■ WRITTEN INSTRUCTION ■
Give only the count of lines containing "true".
#### RECORDS FOR PROCESSING ####
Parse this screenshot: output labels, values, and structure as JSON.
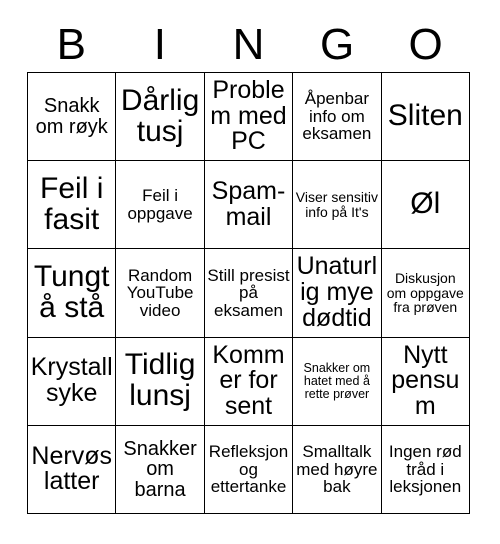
{
  "card": {
    "title": "BINGO",
    "columns": [
      "B",
      "I",
      "N",
      "G",
      "O"
    ],
    "colors": {
      "background": "#ffffff",
      "text": "#000000",
      "border": "#000000"
    },
    "rows": [
      [
        {
          "text": "Snakk om røyk",
          "size": "md"
        },
        {
          "text": "Dårlig tusj",
          "size": "xl"
        },
        {
          "text": "Problem med PC",
          "size": "lg"
        },
        {
          "text": "Åpenbar info om eksamen",
          "size": "sm"
        },
        {
          "text": "Sliten",
          "size": "xl"
        }
      ],
      [
        {
          "text": "Feil i fasit",
          "size": "xl"
        },
        {
          "text": "Feil i oppgave",
          "size": "sm"
        },
        {
          "text": "Spam-mail",
          "size": "lg"
        },
        {
          "text": "Viser sensitiv info på It's",
          "size": "xs"
        },
        {
          "text": "Øl",
          "size": "xl"
        }
      ],
      [
        {
          "text": "Tungt å stå",
          "size": "xl"
        },
        {
          "text": "Random YouTube video",
          "size": "sm"
        },
        {
          "text": "Still presist på eksamen",
          "size": "sm"
        },
        {
          "text": "Unaturlig mye dødtid",
          "size": "lg"
        },
        {
          "text": "Diskusjon om oppgave fra prøven",
          "size": "xs"
        }
      ],
      [
        {
          "text": "Krystall syke",
          "size": "lg"
        },
        {
          "text": "Tidlig lunsj",
          "size": "xl"
        },
        {
          "text": "Kommer for sent",
          "size": "lg"
        },
        {
          "text": "Snakker om hatet med å rette prøver",
          "size": "xxs"
        },
        {
          "text": "Nytt pensum",
          "size": "lg"
        }
      ],
      [
        {
          "text": "Nervøs latter",
          "size": "lg"
        },
        {
          "text": "Snakker om barna",
          "size": "md"
        },
        {
          "text": "Refleksjon og ettertanke",
          "size": "sm"
        },
        {
          "text": "Smalltalk med høyre bak",
          "size": "sm"
        },
        {
          "text": "Ingen rød tråd i leksjonen",
          "size": "sm"
        }
      ]
    ]
  }
}
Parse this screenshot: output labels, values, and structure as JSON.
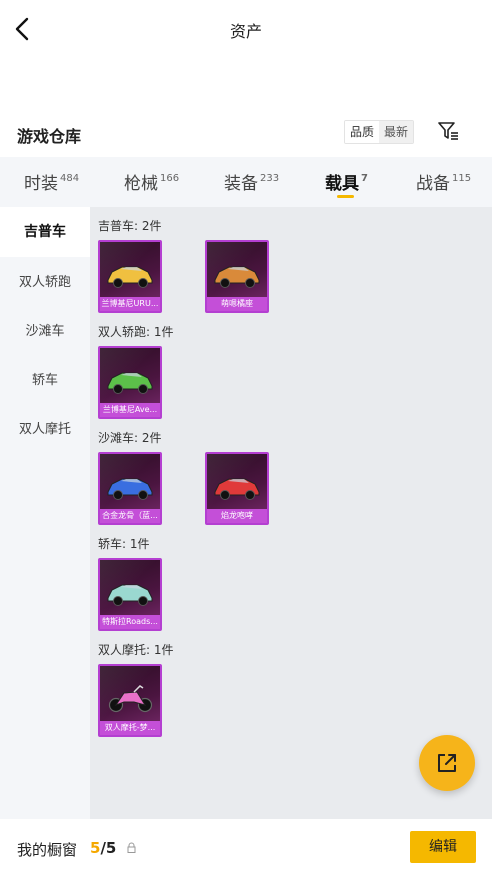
{
  "header": {
    "title": "资产",
    "back_icon": "chevron-left-icon"
  },
  "section": {
    "title": "游戏仓库",
    "sort_options": [
      "品质",
      "最新"
    ],
    "filter_icon": "filter-icon"
  },
  "tabs": [
    {
      "label": "时装",
      "count": "484",
      "active": false
    },
    {
      "label": "枪械",
      "count": "166",
      "active": false
    },
    {
      "label": "装备",
      "count": "233",
      "active": false
    },
    {
      "label": "载具",
      "count": "7",
      "active": true
    },
    {
      "label": "战备",
      "count": "115",
      "active": false
    }
  ],
  "accent_color": "#f5b800",
  "sidebar": {
    "items": [
      "吉普车",
      "双人轿跑",
      "沙滩车",
      "轿车",
      "双人摩托"
    ],
    "active_index": 0
  },
  "groups": [
    {
      "label": "吉普车: 2件",
      "items": [
        {
          "name": "兰博基尼URU...",
          "color": "#f0c040"
        },
        {
          "name": "萌嗯橘座",
          "color": "#d98a3a"
        }
      ]
    },
    {
      "label": "双人轿跑: 1件",
      "items": [
        {
          "name": "兰博基尼Ave...",
          "color": "#5cc04a"
        }
      ]
    },
    {
      "label": "沙滩车: 2件",
      "items": [
        {
          "name": "合金龙骨（蓝...",
          "color": "#3a6ee0"
        },
        {
          "name": "焰龙咆哮",
          "color": "#e03a3a"
        }
      ]
    },
    {
      "label": "轿车: 1件",
      "items": [
        {
          "name": "特斯拉Roads...",
          "color": "#9ad8d0"
        }
      ]
    },
    {
      "label": "双人摩托: 1件",
      "items": [
        {
          "name": "双人摩托-梦...",
          "color": "#e870c8"
        }
      ]
    }
  ],
  "fab_icon": "share-external-icon",
  "footer": {
    "label": "我的橱窗",
    "current": "5",
    "total": "/5",
    "lock_icon": "lock-icon",
    "edit_label": "编辑"
  }
}
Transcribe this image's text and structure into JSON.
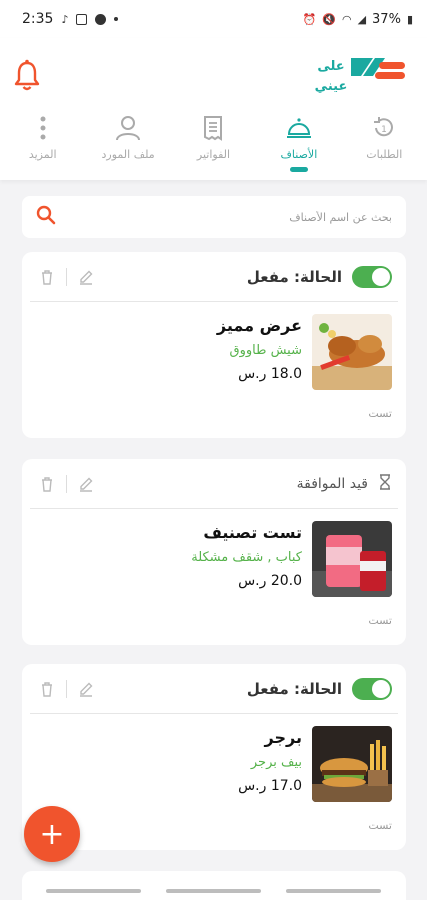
{
  "status_bar": {
    "time": "2:35",
    "battery": "37%"
  },
  "nav": {
    "tabs": [
      {
        "label": "الطلبات",
        "icon": "orders-icon",
        "active": false
      },
      {
        "label": "الأصناف",
        "icon": "cloche-icon",
        "active": true
      },
      {
        "label": "الفواتير",
        "icon": "invoice-icon",
        "active": false
      },
      {
        "label": "ملف المورد",
        "icon": "user-icon",
        "active": false
      },
      {
        "label": "المزيد",
        "icon": "more-icon",
        "active": false
      }
    ]
  },
  "logo": {
    "text_line1": "على",
    "text_line2": "عيني"
  },
  "search": {
    "placeholder": "بحث عن اسم الأصناف"
  },
  "cards": [
    {
      "status": "الحالة: مفعل",
      "name": "عرض مميز",
      "category": "شيش طاووق",
      "price": "18.0 ر.س",
      "note": "تست"
    },
    {
      "status": "قيد الموافقة",
      "name": "تست تصنيف",
      "category": "كباب , شقف مشكلة",
      "price": "20.0 ر.س",
      "note": "تست"
    },
    {
      "status": "الحالة: مفعل",
      "name": "برجر",
      "category": "بيف برجر",
      "price": "17.0 ر.س",
      "note": "تست"
    }
  ],
  "colors": {
    "accent": "#1aa9a0",
    "brand_orange": "#f0542d",
    "active_green": "#4caf50",
    "category_green": "#55b24a"
  }
}
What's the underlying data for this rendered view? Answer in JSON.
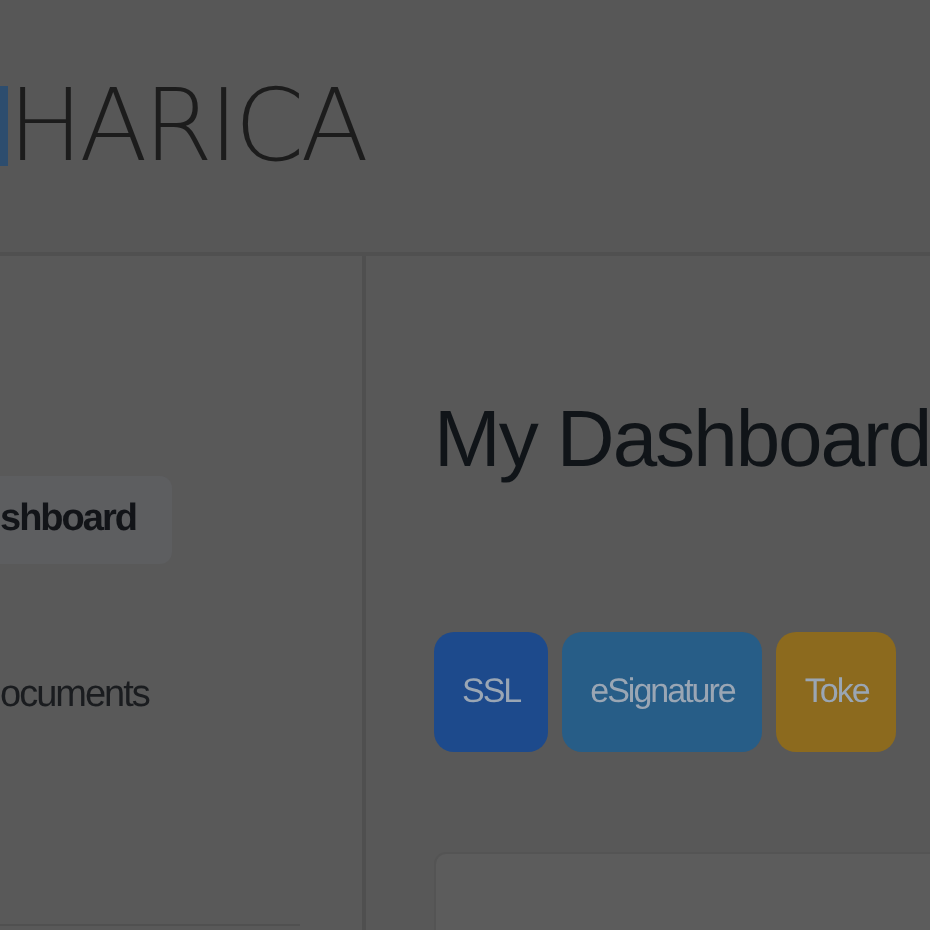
{
  "header": {
    "logo_text": "HARICA"
  },
  "sidebar": {
    "items": [
      {
        "label": "shboard",
        "selected": true
      },
      {
        "label": "ocuments",
        "selected": false
      }
    ]
  },
  "main": {
    "title": "My Dashboard",
    "tabs": [
      {
        "label": "SSL",
        "color": "#1d4a8c"
      },
      {
        "label": "eSignature",
        "color": "#275d87"
      },
      {
        "label": "Toke",
        "color": "#8c6a1e"
      }
    ]
  }
}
####
■ ANSWER TO THE TASK ■
3